▸ **Job**
Wherever a line holds the string "structured", copy that line.

▸ **Data supplied**
* * * *

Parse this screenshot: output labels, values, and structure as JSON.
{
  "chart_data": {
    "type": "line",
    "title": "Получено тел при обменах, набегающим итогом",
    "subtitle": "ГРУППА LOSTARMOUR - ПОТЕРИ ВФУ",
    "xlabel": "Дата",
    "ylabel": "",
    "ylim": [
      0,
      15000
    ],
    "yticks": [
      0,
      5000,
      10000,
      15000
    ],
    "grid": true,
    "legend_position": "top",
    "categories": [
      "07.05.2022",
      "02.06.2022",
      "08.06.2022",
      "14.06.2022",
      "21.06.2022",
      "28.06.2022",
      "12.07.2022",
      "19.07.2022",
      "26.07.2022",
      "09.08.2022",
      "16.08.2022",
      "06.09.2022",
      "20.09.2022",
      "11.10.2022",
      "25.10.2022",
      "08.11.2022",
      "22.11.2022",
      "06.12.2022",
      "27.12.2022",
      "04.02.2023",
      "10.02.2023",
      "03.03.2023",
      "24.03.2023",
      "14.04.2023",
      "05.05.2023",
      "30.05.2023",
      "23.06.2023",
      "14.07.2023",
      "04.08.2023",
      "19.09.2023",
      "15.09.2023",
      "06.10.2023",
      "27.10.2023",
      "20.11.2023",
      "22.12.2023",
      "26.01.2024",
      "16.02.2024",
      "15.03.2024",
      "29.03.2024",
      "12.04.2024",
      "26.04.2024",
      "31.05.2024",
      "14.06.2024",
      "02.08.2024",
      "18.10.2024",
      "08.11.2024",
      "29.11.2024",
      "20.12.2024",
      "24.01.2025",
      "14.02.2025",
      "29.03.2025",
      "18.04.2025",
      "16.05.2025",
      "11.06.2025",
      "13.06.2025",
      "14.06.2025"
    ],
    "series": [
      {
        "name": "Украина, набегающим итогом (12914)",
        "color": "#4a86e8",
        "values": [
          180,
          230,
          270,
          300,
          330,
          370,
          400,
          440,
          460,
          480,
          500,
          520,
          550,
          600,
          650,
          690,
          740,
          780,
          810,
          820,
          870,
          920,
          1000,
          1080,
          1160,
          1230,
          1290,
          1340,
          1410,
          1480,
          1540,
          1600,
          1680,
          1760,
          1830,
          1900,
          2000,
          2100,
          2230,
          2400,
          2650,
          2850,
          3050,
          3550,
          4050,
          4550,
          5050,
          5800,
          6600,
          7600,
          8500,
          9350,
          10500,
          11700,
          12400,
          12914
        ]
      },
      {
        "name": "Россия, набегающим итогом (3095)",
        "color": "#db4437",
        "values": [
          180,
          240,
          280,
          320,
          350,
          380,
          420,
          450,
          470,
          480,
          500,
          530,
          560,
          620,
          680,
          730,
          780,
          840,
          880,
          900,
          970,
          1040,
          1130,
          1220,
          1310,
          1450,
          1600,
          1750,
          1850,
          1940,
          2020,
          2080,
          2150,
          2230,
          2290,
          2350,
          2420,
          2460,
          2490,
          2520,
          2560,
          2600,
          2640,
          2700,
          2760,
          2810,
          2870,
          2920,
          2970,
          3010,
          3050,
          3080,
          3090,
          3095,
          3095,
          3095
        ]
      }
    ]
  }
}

* * * *

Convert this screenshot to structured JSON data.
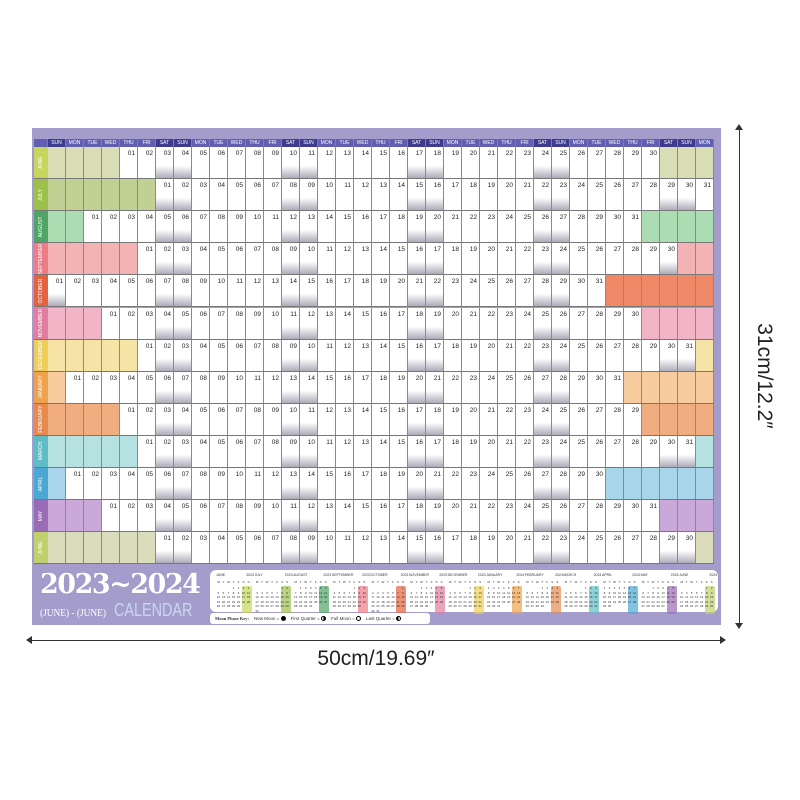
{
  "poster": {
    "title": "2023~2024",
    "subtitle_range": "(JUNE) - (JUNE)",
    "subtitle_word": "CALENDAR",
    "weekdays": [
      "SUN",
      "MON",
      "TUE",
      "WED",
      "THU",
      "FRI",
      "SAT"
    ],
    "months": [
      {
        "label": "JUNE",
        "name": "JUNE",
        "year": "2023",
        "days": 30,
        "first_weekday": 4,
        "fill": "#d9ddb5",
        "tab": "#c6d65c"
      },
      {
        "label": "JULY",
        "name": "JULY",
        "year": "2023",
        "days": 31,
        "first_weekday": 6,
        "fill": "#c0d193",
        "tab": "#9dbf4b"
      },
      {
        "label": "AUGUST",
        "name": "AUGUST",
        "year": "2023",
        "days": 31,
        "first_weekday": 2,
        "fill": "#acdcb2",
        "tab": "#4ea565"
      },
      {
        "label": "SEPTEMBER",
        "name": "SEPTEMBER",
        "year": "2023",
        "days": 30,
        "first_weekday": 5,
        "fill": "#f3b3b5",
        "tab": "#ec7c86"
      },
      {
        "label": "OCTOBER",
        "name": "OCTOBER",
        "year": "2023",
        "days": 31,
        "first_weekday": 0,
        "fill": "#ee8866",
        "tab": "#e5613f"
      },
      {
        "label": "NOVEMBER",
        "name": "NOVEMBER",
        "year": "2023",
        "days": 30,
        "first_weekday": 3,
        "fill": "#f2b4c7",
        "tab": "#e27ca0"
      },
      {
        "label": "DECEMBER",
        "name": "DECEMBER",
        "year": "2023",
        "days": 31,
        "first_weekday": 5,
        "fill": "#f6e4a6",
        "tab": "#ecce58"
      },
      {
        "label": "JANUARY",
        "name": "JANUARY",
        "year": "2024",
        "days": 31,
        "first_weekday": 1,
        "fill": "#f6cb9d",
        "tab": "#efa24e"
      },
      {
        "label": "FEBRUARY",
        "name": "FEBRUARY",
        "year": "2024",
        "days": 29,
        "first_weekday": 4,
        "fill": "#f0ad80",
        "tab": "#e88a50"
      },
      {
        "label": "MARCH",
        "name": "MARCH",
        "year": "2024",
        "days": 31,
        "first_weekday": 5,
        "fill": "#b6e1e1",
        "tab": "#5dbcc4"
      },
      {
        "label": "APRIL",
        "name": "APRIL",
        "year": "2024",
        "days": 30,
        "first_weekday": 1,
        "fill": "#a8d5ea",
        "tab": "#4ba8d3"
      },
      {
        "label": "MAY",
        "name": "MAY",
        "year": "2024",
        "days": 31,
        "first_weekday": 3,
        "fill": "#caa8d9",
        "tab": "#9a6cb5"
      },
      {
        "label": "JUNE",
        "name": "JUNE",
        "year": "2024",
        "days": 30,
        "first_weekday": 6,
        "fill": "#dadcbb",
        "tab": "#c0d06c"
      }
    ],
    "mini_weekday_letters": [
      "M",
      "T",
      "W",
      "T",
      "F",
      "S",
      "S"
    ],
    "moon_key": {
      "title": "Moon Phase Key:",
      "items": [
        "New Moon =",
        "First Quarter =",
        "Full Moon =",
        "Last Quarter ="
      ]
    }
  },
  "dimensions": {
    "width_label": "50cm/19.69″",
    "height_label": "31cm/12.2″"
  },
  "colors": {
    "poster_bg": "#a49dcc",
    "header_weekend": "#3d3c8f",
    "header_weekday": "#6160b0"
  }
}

* * * *

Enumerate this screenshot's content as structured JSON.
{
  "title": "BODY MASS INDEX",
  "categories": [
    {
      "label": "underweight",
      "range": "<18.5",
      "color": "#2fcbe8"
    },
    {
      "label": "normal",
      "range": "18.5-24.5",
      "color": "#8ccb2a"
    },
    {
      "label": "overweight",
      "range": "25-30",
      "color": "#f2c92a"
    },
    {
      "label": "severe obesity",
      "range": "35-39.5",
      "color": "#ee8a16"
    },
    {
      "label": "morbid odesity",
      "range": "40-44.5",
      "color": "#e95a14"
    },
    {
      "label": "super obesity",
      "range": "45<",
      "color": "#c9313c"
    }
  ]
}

* * * *

▸ **Output below**
Convert this screenshot to structured JSON data.
Enumerate this screenshot's content as structured JSON.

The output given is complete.